Stated exercise:
Provide nothing beyond the count of lines that include the string "lancar".

Recorded data:
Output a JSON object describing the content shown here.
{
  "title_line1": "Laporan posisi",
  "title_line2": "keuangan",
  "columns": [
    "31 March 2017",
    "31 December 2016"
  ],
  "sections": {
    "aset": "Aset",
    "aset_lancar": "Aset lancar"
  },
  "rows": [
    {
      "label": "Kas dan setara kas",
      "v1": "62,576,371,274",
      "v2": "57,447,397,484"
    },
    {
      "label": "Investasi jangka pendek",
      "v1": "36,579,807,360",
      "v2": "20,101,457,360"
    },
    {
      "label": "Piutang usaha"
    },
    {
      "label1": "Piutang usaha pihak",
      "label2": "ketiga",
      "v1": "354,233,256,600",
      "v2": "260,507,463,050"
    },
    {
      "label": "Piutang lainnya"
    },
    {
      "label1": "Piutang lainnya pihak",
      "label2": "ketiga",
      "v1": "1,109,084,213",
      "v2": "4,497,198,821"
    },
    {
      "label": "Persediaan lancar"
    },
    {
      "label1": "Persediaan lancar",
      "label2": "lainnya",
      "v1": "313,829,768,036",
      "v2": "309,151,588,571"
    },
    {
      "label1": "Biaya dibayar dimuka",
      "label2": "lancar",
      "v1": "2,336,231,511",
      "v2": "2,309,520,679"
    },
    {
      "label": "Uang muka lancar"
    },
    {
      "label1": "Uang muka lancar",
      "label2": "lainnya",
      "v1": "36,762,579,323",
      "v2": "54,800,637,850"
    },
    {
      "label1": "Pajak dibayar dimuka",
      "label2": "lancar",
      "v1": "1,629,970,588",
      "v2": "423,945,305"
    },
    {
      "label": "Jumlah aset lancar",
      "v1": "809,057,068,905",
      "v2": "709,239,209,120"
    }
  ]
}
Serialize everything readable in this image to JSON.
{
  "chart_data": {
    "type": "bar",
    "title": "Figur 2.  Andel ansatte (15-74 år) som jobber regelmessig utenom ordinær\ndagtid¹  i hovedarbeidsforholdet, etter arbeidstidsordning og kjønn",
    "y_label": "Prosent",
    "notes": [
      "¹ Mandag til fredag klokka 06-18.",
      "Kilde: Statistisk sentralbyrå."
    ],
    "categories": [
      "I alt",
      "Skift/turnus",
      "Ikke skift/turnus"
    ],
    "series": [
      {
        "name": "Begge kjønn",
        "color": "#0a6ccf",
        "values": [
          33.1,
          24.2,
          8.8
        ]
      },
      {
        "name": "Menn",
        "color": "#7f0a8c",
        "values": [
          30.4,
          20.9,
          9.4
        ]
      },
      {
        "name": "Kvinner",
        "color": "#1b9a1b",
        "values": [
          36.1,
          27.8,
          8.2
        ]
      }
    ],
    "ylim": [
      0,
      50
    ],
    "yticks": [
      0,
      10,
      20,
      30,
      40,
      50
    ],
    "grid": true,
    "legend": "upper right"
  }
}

Finished exercise:
8